TASK DESCRIPTION -
Scan the data below and report how many lines include the word "железнодорожных". Nothing else is wanted.

Saved data entries -
## Start
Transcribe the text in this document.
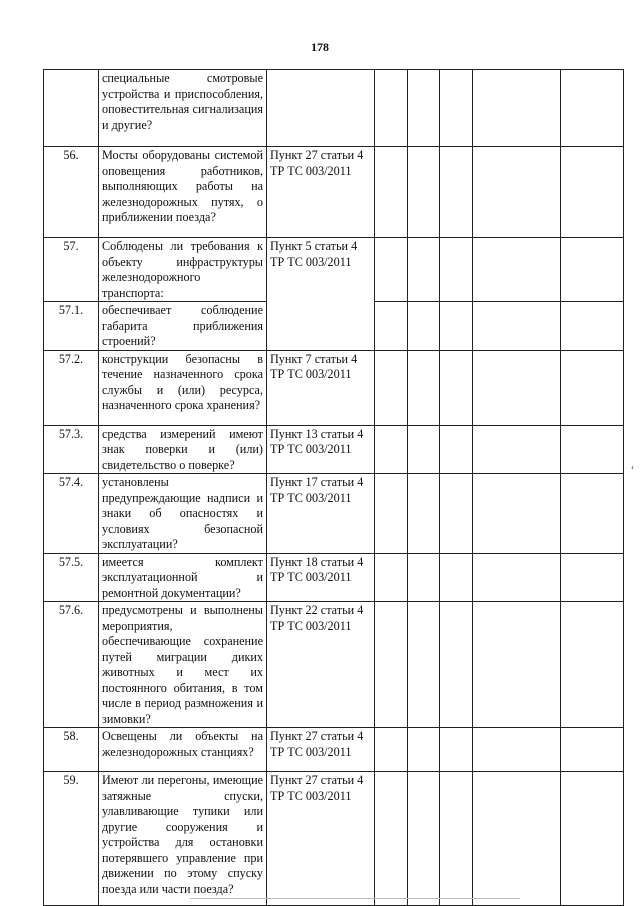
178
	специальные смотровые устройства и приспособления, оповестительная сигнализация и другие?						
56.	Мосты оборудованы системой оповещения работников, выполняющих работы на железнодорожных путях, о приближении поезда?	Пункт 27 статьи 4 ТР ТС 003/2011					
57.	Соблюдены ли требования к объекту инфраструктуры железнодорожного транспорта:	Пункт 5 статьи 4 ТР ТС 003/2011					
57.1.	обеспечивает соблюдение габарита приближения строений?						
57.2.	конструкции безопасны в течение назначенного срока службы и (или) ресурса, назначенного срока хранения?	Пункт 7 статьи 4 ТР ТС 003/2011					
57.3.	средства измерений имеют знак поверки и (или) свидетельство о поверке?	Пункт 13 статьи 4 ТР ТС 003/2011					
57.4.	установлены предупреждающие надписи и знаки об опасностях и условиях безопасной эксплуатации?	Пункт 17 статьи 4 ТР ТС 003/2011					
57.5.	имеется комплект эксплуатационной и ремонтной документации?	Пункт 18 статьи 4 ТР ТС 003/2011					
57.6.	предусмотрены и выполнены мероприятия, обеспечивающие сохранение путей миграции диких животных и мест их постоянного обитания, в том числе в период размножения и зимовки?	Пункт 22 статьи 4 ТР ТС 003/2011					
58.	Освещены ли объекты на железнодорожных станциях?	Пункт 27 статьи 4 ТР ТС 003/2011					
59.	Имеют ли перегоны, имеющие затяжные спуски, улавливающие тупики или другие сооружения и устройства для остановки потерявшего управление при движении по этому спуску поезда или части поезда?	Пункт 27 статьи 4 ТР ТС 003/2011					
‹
## End
TASK SOLUTION -
2